• **Required action A**
In the text on equity and inclusion for health, rewrite the part that opens with the words containing "The work was" and closes with "information and care.", substituting "staff members" for "colleagues".
• **Required action B**
Answer these questions from the text on equity and inclusion for health:
(i) Which four factors does it list as grounds for exclusion, alongside the lack of protection mechanisms?
(ii) Who led the work?
(iii) How many key principles does the resulting guidance note include?

** Text follows **

In low- and middle-income countries, inequalities are leaving millions of people without access to services and resources for their health. Gender, ethnicity, age, and disability, combined with the lack of sustainable social and financial protection mechanisms, are among the main grounds for exclusion and inequitable access to health.

Addressing inequities and inclusion is a very complex process which goes far beyond improving access to quality health services at population and individual level.

In response to this strategic goal of the SDC, a learning trajectory on ensuring equity and inclusion for health aimed to increase awareness and understanding of these issues among SDC staff involved in the design, implementation and steering of health projects and programmes in the Eastern Europe and Central Asia region, and to stimulate sharing of relevant knowledge and experience, in order to inform the development of guidance for future work.

The work was led by Erika Placella (SDC Health Advisor for Eastern Europe and Central Asia) and supported by Alex Shankland, Hayley MacGregor and Gerry Bloom from the Institute of Development Studies (IDS), UK, and involved colleagues from Swiss Embassies and SDC offices in Eastern Europe and Central Asia and SDC Bern. The resulting guidance note includes key challenges and five key principles to be taken into consideration at different points in SDC’s programme cycle:

Key Principle 1: Ensure that you understand not only statistical patterns of health inequality but also forms of social exclusion, the specific groups that are most vulnerable to exclusion, and the norms, social relations (including provider attitudes and behaviour) and networks that influence whether and how marginalised people access health information and care.

** End of Text **
** Extracted material follows **

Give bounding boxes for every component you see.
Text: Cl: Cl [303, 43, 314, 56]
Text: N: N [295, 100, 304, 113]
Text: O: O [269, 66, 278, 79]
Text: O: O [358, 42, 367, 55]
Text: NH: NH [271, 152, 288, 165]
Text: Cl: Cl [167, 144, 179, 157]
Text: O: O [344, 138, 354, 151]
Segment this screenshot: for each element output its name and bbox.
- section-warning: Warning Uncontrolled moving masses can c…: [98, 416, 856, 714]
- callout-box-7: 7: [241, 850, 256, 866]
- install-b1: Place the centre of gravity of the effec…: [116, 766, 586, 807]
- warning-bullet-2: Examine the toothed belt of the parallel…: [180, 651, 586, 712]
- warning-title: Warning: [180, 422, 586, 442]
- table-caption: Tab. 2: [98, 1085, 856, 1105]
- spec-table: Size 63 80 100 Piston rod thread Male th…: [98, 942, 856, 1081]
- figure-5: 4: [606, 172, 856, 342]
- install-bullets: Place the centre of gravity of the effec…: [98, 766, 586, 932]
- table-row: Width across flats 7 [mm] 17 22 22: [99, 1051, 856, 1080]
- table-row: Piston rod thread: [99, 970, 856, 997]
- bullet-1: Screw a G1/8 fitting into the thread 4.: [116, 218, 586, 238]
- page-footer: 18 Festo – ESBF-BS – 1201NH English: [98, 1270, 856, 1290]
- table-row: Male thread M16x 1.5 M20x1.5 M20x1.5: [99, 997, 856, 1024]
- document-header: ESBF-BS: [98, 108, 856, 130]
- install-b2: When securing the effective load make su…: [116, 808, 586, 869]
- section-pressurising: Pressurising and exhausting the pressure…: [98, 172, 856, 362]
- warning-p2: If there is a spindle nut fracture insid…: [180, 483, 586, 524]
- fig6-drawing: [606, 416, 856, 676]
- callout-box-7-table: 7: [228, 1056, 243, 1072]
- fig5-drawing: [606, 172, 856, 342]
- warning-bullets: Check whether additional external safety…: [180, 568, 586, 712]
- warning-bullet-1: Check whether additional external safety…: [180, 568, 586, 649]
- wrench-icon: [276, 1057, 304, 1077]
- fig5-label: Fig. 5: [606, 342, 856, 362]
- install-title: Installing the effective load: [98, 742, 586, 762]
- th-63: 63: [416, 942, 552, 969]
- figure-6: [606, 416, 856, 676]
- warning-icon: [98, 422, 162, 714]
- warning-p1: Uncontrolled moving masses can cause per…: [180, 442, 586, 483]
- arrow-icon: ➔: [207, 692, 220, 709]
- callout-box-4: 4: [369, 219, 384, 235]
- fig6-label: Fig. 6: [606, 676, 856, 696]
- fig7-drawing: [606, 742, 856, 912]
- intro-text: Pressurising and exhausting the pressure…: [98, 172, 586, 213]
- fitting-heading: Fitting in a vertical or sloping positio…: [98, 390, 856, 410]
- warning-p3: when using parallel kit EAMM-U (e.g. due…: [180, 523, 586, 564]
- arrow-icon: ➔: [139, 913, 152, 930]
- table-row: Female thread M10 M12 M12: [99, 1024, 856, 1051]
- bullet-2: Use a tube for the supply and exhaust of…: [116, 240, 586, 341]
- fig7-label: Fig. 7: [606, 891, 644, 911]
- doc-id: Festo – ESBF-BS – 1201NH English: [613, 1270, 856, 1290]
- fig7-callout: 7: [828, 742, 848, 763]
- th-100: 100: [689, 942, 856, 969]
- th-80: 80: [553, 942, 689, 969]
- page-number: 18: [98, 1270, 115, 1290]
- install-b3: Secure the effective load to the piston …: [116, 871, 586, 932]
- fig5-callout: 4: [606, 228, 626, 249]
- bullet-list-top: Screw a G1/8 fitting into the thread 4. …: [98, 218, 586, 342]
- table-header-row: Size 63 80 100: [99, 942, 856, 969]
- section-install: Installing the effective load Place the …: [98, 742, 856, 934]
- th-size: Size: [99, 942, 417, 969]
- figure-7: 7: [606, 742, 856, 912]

** End of Extracted material **

• **Exercise result A**
The work was led by Erika Placella (SDC Health Advisor for Eastern Europe and Central Asia) and supported by Alex Shankland, Hayley MacGregor and Gerry Bloom from the Institute of Development Studies (IDS), UK, and involved staff members from Swiss Embassies and SDC offices in Eastern Europe and Central Asia and SDC Bern. The resulting guidance note includes key challenges and five key principles to be taken into consideration at different points in SDC’s programme cycle:

Key Principle 1: Ensure that you understand not only statistical patterns of health inequality but also forms of social exclusion, the specific groups that are most vulnerable to exclusion, and the norms, social relations (including provider attitudes and behaviour) and networks that influence whether and how marginalised people access health information and care.

• **Exercise result B**
(i) Gender, ethnicity, age, and disability
(ii) Erika Placella
(iii) Five